== EXTRAIT DU TEXTE ==

La question est plutôt de savoir pourquoi demain les castors serviles de l’information politique, de sous-entendus en accusations franches, me déverseront, sans autres formes de procès, dans le camp du Mal ? Répondre à cette question, c’est aussi comprendre comment une baudruche ventriloque peut devenir en France, pays supposé de la liberté de pensée et de la critique, président en un an. Répondre à cette question, c’est faire de la politique au sens noble.

Quinze ans après, nous en sommes toujours au même point. Après la énième crise financière – la suivante étant toujours plus raide que la précédente -, après l’invasion américaine de l’Iraq jusqu’à la cancérisation du terrorisme islamiste, les centaines de morts, après Uber and co : choisir le parti du Bien pour faire barrage au parti du Mal. A ce chantage inventé par la gauche divine, à cette même gauche divine qui a choisi son champion, nous ne pouvons répondre que par le mépris.

Vous connaissez Philippe Muray ? Ecoutez : « Le Bien a toujours eu besoin de Mal, mais aujourd’hui plus que jamais. Le faux Bien a besoin d’épouvantails ; moins pour les liquider, d’ailleurs, que pour anéantir, à travers eux ou au-delà d’eux, ce qu’il pourrait rester encore, de part le monde, d’irrégularités inquiétantes, d’exceptions, de bizarreries insupportables, enfin les vrais dangers qui le menacent, quoique l’on en parle pas. » Qu’en pensez-vous ? Je dois vous dire que ce Muray est étiqueté réactionnaire de droite et qu’il est devenu, juste après sa mort- comme de juste – un amuse-bouche critique pour les mondains qui font barrage au Mal avec tous les petits castors. Et alors ? Cet Empire du Bien qui fait tant de mal aux irrégularités inquiétantes a trouvé hier soir une nouvelle baudruche en la personne d’Emmanuel Macron. Une nouvelle baudruche et une multitude de petits robots pour lui donner un corps politique. Alors que faire ? Se résigner, accepter de ne pas juger et de marcher avec les zombies du Bien ?  Ou mettre en place des stratégies critiques et politiques de sabotages ? »

===
== ENTRÉES RÉPERTORIÉES ==

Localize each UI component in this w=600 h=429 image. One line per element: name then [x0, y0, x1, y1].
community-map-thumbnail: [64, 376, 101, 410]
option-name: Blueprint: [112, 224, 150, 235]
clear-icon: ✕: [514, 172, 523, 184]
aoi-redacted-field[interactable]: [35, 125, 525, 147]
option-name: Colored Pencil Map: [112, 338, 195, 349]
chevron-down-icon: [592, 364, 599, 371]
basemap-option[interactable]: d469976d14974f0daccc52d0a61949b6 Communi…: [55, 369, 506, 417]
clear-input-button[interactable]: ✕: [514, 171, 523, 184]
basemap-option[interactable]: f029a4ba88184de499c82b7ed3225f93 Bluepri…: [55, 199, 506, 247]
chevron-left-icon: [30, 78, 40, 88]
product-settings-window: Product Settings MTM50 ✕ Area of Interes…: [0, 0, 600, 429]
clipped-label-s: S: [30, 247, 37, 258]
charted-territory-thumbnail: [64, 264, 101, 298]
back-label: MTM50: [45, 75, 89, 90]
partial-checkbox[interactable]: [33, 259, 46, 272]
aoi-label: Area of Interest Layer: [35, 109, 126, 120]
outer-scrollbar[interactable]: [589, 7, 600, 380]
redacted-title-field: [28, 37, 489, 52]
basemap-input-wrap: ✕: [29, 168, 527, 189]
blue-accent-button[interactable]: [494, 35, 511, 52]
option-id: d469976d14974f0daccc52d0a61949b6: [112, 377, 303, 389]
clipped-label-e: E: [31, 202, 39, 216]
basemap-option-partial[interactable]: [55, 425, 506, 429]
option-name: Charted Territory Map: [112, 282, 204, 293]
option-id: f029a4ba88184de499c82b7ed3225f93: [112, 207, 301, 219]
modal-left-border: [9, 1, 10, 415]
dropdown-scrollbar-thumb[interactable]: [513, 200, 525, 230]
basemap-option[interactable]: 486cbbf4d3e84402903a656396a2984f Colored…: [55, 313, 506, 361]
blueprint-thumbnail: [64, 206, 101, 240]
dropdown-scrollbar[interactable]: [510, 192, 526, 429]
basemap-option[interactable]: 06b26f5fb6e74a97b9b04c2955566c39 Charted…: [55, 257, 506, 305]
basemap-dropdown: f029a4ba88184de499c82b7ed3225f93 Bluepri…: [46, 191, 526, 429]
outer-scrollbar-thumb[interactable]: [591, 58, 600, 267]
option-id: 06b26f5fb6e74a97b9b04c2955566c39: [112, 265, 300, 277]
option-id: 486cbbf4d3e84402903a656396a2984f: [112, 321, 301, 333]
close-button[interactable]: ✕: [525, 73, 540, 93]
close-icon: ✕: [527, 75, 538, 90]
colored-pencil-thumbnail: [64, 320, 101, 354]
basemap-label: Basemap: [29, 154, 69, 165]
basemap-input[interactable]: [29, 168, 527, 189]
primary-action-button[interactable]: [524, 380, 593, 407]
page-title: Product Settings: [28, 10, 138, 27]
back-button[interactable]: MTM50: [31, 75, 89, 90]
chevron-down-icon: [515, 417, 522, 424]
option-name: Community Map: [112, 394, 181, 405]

===

| TÂCHES |
- A) Reproduisez mot pour mot le passage du texte sur le parti du Bien qui va de « La question est plutôt de » à « au sens noble. », ces deux bornes comprises.
- B) Répondez aux questions suivantes d'après le texte sur le parti du Bien.
(i) Combien d'années plus tard en sommes-nous toujours au même point ?
(ii) Quelle étiquette a-t-on attribuée à Philippe Muray ?
(iii) Qui est la nouvelle baudruche trouvée hier soir par l'Empire du Bien ?
- C) Prolongez le texte sur le parti du Bien à la suite de sa dernière phrase.
Le matériel n'a aucun lien avec le texte sur le parti du Bien.

| RÉPONSES AUX TÂCHES |
- A)
La question est plutôt de savoir pourquoi demain les castors serviles de l’information politique, de sous-entendus en accusations franches, me déverseront, sans autres formes de procès, dans le camp du Mal ? Répondre à cette question, c’est aussi comprendre comment une baudruche ventriloque peut devenir en France, pays supposé de la liberté de pensée et de la critique, président en un an. Répondre à cette question, c’est faire de la politique au sens noble.

- B)
(i) Quinze ans.
(ii) Celle de réactionnaire de droite.
(iii) Emmanuel Macron.

- C)
  • Ceux qui dénoncent le système médiatique dans son ensemble font fausse route. Les rusés sont assez habiles pour démontrer qu’un tel système n’existe pas. Non, ce qu’il faut c’est poursuivre le travail et montrer concrètement qu’un certain type de discours ne trouve aucun relais chez ceux qui fabriquent l’opinion de l’homme moyen. De ce point de vue, ma génération, que je connais sur le bout du clavier, a totalement démissionné. Soit elle se vautre dans la communication d’ambiance, soit elle cultive son petit jardin égotique, soit elle regarde d’un œil cynique la catastrophe en cours. Une autre voie est possible, celle de la résistance, le maquis puisque nous sommes à l’heure des clins d’œil nationaux. Philippe Muray avait compris une chose très simple mais douloureuse. Face à l’Empire du Bien, notre destin sera le terrorisme spirituel. Lui appelait cela ses exorcismes. Par la seule force de l’esprit, l’idée consistera à créer des relais critiques sur lesquels d’autres pourront trouver la force de s’appuyer. Nous ne serons pas payés en honneurs dans le grand barnum du spectacle. Et alors ? Nous serons quasi imperceptibles mais lus avec l’attention de ceux qui restent une fois la lessive essorée.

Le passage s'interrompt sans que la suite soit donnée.